* Set task: Extract from the listing each line in which the word "Kurucu" appears.

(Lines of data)
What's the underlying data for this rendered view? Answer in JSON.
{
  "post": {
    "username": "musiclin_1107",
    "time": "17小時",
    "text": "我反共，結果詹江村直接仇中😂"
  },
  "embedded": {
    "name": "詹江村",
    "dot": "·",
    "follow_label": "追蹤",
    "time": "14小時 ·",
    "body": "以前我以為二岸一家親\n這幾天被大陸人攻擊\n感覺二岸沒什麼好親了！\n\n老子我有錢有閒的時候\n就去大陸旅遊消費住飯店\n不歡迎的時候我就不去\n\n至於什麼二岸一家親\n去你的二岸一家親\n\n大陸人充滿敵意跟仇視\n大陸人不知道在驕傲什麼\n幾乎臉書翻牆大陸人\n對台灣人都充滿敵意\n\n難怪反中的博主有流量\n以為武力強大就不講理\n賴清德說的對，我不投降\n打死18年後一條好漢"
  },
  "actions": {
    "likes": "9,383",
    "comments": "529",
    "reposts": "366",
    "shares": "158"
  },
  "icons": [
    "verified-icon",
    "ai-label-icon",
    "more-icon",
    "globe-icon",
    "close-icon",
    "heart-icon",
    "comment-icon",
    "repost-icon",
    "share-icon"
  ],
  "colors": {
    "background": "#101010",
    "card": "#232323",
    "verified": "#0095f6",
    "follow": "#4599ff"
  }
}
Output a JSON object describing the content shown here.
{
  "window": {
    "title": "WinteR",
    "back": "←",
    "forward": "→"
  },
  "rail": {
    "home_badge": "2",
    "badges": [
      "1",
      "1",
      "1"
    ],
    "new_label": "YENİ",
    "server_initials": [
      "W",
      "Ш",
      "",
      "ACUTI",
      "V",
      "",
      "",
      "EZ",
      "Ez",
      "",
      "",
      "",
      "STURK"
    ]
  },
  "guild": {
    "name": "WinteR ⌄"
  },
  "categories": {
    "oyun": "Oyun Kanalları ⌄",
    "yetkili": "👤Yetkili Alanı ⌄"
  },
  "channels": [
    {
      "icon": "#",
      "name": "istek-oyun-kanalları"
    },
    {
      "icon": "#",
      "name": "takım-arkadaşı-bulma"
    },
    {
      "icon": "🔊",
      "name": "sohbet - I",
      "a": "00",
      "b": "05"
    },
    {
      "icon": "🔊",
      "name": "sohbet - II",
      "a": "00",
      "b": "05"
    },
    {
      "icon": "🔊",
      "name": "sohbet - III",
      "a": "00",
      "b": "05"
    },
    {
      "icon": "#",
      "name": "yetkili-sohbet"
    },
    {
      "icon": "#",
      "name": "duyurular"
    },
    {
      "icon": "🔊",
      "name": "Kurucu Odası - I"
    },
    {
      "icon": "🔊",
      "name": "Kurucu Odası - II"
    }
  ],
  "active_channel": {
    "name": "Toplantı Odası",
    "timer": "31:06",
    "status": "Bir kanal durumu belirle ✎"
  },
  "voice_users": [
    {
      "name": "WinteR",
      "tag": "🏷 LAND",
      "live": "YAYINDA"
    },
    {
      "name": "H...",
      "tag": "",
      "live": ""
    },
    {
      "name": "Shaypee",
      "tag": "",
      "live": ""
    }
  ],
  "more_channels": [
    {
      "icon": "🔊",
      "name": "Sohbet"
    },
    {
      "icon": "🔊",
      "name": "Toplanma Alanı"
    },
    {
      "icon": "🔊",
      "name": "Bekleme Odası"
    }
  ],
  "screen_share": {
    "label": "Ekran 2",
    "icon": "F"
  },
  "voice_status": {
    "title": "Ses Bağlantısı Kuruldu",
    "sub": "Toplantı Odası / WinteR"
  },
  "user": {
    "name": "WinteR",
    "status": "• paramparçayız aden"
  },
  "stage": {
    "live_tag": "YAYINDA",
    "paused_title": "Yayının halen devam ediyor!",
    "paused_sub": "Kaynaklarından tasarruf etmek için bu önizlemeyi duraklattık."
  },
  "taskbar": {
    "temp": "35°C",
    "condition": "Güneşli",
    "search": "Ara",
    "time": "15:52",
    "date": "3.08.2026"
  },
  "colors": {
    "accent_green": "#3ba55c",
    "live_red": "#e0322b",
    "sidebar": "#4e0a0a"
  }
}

* Result:
      "name": "Kurucu Odası - I"
      "name": "Kurucu Odası - II"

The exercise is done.